What is expected >>
What lines of the data include the string "Dashboard"? Copy them all.

Available data >>
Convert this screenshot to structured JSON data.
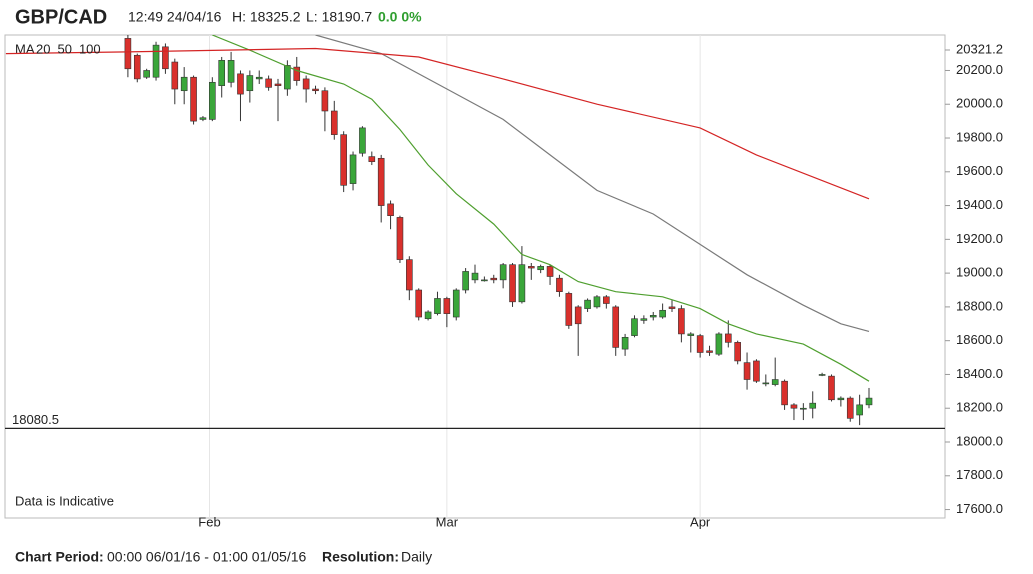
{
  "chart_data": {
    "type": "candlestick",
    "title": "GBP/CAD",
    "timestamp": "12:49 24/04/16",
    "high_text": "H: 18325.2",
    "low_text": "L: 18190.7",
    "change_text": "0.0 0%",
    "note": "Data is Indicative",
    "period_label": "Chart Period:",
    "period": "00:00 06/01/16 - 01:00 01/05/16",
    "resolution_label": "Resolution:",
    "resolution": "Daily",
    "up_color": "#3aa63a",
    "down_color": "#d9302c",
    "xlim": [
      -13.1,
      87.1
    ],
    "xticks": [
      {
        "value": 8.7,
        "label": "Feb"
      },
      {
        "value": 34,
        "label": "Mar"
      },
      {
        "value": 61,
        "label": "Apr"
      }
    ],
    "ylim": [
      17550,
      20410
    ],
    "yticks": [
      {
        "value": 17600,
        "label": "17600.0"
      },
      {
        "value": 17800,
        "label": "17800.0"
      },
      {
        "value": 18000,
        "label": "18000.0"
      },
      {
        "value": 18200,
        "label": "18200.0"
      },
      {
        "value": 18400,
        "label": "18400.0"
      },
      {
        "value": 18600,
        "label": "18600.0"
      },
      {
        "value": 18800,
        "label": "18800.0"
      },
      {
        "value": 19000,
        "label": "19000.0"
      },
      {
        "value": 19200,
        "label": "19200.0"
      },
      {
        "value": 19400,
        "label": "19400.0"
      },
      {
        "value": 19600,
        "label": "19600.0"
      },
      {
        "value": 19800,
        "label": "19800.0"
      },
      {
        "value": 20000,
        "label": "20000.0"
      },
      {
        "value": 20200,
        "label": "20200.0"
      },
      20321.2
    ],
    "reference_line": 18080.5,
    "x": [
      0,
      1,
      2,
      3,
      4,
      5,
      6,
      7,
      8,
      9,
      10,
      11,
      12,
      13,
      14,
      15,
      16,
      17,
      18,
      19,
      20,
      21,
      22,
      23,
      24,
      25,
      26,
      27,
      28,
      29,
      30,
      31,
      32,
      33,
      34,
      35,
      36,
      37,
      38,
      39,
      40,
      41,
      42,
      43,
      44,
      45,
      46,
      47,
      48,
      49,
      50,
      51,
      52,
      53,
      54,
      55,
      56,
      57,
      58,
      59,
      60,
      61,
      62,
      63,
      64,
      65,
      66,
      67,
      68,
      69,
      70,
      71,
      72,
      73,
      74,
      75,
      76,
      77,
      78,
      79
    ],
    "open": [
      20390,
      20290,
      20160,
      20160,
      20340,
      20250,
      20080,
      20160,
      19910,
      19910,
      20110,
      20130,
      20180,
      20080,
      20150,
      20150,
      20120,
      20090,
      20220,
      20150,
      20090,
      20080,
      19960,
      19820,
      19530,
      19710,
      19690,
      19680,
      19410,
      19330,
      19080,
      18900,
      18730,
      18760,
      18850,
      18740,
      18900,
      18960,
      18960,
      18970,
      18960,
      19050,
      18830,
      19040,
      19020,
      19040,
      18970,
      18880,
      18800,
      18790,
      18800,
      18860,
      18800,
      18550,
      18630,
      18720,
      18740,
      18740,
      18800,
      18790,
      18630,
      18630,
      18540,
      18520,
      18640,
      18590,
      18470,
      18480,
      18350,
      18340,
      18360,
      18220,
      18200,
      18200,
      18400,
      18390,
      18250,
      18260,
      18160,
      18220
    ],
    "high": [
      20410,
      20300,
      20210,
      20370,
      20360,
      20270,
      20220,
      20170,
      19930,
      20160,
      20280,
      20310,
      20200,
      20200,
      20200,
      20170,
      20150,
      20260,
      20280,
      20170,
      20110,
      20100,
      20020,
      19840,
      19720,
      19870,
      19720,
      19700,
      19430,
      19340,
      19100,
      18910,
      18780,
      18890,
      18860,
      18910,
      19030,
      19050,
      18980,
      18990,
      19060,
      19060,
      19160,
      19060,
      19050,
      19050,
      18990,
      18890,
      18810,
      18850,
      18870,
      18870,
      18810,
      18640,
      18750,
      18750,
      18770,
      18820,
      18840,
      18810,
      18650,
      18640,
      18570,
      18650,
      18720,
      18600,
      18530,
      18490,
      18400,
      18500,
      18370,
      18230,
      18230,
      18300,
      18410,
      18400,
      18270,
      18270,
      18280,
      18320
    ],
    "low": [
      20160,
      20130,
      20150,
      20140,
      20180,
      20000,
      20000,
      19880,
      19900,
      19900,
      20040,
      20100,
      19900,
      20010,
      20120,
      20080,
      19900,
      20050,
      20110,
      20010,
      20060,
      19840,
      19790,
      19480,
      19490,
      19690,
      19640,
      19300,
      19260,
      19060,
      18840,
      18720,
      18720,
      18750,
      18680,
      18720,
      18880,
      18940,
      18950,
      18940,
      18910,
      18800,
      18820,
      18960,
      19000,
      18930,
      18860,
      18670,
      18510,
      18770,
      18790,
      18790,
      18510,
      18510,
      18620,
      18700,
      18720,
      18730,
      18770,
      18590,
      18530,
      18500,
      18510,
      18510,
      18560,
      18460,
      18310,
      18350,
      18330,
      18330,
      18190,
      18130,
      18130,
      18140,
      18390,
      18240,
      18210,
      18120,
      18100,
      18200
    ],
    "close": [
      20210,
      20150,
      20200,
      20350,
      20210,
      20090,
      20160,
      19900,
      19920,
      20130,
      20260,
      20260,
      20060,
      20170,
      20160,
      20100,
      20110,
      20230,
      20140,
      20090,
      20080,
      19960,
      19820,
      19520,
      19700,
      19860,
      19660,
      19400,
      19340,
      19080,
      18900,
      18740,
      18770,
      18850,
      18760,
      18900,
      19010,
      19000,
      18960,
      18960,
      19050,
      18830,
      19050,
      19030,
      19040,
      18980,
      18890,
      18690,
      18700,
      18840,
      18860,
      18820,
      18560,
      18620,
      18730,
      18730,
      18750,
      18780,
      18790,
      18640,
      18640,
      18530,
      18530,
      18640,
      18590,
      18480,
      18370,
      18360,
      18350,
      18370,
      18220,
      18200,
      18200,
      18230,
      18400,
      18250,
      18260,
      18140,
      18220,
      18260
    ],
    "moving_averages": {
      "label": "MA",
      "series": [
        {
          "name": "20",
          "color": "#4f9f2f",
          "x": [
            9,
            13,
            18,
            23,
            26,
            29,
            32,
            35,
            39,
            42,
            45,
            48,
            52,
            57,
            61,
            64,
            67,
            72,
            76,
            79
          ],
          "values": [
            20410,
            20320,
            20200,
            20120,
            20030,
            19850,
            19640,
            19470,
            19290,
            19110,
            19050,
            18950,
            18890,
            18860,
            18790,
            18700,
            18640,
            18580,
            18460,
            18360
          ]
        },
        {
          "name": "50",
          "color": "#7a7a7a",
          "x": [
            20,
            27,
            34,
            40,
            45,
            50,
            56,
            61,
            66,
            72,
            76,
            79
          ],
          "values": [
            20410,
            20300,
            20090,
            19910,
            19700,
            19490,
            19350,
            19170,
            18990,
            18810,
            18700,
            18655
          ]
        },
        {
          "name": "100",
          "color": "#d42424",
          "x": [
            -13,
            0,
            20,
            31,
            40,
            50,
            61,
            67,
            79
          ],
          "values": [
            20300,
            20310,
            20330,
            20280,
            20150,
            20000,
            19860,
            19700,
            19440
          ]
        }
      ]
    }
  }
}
==
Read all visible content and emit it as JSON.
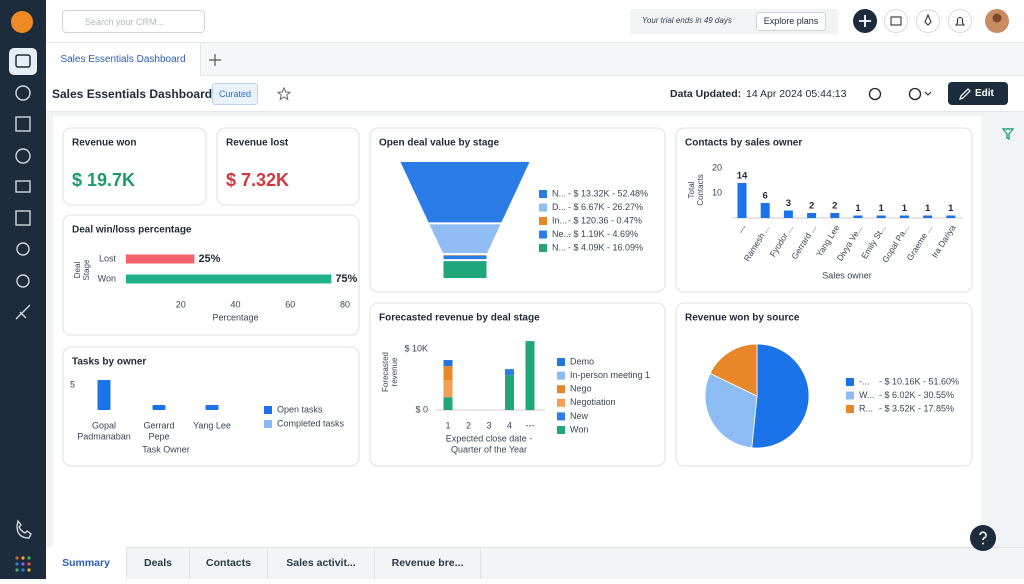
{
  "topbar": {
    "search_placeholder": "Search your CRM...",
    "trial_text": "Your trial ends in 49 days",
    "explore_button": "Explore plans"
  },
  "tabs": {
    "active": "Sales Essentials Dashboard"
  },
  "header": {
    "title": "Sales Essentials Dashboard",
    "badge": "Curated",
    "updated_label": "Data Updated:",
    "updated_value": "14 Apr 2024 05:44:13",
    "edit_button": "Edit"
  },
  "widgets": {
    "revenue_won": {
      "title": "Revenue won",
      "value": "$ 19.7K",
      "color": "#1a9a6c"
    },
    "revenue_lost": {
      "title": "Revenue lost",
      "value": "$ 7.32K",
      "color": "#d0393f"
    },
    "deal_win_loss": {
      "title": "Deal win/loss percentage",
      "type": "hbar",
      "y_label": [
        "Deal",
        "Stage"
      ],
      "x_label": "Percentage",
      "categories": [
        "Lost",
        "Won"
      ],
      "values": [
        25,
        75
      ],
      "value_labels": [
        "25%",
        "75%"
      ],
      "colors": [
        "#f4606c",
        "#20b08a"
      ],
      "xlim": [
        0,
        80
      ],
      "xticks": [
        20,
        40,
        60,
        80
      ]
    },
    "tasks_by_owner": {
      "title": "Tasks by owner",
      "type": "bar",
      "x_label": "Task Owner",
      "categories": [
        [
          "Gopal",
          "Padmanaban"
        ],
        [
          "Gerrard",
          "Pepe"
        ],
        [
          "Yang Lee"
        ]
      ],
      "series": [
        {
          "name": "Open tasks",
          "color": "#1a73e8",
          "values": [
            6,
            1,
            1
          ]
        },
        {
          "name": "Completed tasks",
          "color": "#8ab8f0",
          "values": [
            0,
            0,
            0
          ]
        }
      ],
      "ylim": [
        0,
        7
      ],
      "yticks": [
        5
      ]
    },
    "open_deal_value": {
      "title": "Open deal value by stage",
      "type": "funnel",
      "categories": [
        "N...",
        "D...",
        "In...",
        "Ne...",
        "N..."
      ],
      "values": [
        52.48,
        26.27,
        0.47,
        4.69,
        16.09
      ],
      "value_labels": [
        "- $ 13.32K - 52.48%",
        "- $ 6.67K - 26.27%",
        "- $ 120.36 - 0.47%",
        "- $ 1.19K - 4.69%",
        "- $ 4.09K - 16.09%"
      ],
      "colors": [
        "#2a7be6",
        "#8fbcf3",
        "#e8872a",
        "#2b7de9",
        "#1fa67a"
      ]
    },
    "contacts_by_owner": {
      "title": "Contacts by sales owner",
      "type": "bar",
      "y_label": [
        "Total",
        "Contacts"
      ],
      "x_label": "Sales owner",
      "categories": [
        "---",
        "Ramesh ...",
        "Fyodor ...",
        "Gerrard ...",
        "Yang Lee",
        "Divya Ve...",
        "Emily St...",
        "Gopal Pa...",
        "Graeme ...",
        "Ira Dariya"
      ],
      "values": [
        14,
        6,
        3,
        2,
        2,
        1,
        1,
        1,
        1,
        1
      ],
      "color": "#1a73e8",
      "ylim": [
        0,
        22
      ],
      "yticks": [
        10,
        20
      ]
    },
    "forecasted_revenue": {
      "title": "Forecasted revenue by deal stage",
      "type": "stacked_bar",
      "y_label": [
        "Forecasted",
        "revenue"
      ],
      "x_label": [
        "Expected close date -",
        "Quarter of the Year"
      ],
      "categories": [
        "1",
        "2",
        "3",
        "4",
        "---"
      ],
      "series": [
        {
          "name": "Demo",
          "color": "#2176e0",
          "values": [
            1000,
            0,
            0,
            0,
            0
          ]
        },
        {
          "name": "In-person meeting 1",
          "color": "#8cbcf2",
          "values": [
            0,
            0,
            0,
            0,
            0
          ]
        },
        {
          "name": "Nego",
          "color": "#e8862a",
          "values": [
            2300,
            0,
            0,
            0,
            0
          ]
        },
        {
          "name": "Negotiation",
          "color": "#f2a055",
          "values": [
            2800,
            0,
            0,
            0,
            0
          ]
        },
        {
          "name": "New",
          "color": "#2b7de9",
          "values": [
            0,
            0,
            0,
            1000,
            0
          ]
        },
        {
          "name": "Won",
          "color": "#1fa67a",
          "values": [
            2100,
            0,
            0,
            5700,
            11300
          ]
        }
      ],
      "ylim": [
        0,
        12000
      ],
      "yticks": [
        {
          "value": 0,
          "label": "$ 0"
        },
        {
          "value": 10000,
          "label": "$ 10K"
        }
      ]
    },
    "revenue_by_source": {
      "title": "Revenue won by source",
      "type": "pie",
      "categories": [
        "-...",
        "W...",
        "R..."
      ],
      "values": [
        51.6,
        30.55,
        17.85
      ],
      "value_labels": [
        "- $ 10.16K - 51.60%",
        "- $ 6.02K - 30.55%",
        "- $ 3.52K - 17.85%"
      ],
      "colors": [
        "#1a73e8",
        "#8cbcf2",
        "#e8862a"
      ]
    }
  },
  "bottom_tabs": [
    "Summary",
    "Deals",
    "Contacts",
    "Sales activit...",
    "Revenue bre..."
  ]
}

Task response >>
    "active": "Sales Essentials Dashboard"
    "title": "Sales Essentials Dashboard",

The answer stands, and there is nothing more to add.